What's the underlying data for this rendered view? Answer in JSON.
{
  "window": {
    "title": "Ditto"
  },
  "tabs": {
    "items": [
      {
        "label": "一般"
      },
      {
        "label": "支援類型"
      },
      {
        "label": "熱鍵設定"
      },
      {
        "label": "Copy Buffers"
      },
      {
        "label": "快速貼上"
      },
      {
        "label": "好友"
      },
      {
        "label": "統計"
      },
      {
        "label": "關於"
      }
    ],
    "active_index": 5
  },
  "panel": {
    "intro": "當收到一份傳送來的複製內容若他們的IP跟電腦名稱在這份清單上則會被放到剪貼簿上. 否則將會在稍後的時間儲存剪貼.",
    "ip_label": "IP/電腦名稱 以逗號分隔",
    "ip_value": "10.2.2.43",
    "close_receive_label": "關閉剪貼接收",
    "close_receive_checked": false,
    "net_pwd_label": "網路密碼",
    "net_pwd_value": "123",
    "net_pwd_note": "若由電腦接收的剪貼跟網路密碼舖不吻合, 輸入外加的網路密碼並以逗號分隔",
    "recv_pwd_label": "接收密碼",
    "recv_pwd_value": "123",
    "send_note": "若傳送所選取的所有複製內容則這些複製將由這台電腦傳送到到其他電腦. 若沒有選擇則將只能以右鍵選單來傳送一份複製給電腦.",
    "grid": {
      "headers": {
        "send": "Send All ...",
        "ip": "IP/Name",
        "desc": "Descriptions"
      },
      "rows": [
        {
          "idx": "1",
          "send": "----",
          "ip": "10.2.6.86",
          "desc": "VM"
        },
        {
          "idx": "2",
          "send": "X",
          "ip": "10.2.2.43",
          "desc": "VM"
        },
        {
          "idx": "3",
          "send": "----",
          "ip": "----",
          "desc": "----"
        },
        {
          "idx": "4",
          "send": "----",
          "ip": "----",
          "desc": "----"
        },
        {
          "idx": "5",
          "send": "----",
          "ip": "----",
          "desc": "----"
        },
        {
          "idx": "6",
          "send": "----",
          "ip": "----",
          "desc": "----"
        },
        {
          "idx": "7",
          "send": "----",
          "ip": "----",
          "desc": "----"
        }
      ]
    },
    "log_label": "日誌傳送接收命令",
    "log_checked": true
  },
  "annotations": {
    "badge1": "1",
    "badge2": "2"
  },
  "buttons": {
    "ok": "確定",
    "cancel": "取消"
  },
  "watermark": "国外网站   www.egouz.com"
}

------------------------------------------------------------

Exercise requirements:
Transcribe every entry verbatim.

Written solution:
What's the underlying data for this rendered view? Answer in JSON.
{
  "window": {
    "title": "Ditto"
  },
  "tabs": {
    "items": [
      {
        "label": "一般"
      },
      {
        "label": "支援類型"
      },
      {
        "label": "熱鍵設定"
      },
      {
        "label": "Copy Buffers"
      },
      {
        "label": "快速貼上"
      },
      {
        "label": "好友"
      },
      {
        "label": "統計"
      },
      {
        "label": "關於"
      }
    ],
    "active_index": 5
  },
  "panel": {
    "intro": "當收到一份傳送來的複製內容若他們的IP跟電腦名稱在這份清單上則會被放到剪貼簿上. 否則將會在稍後的時間儲存剪貼.",
    "ip_label": "IP/電腦名稱 以逗號分隔",
    "ip_value": "10.2.2.43",
    "close_receive_label": "關閉剪貼接收",
    "close_receive_checked": false,
    "net_pwd_label": "網路密碼",
    "net_pwd_value": "123",
    "net_pwd_note": "若由電腦接收的剪貼跟網路密碼舖不吻合, 輸入外加的網路密碼並以逗號分隔",
    "recv_pwd_label": "接收密碼",
    "recv_pwd_value": "123",
    "send_note": "若傳送所選取的所有複製內容則這些複製將由這台電腦傳送到到其他電腦. 若沒有選擇則將只能以右鍵選單來傳送一份複製給電腦.",
    "grid": {
      "headers": {
        "send": "Send All ...",
        "ip": "IP/Name",
        "desc": "Descriptions"
      },
      "rows": [
        {
          "idx": "1",
          "send": "----",
          "ip": "10.2.6.86",
          "desc": "VM"
        },
        {
          "idx": "2",
          "send": "X",
          "ip": "10.2.2.43",
          "desc": "VM"
        },
        {
          "idx": "3",
          "send": "----",
          "ip": "----",
          "desc": "----"
        },
        {
          "idx": "4",
          "send": "----",
          "ip": "----",
          "desc": "----"
        },
        {
          "idx": "5",
          "send": "----",
          "ip": "----",
          "desc": "----"
        },
        {
          "idx": "6",
          "send": "----",
          "ip": "----",
          "desc": "----"
        },
        {
          "idx": "7",
          "send": "----",
          "ip": "----",
          "desc": "----"
        }
      ]
    },
    "log_label": "日誌傳送接收命令",
    "log_checked": true
  },
  "annotations": {
    "badge1": "1",
    "badge2": "2"
  },
  "buttons": {
    "ok": "確定",
    "cancel": "取消"
  },
  "watermark": "国外网站   www.egouz.com"
}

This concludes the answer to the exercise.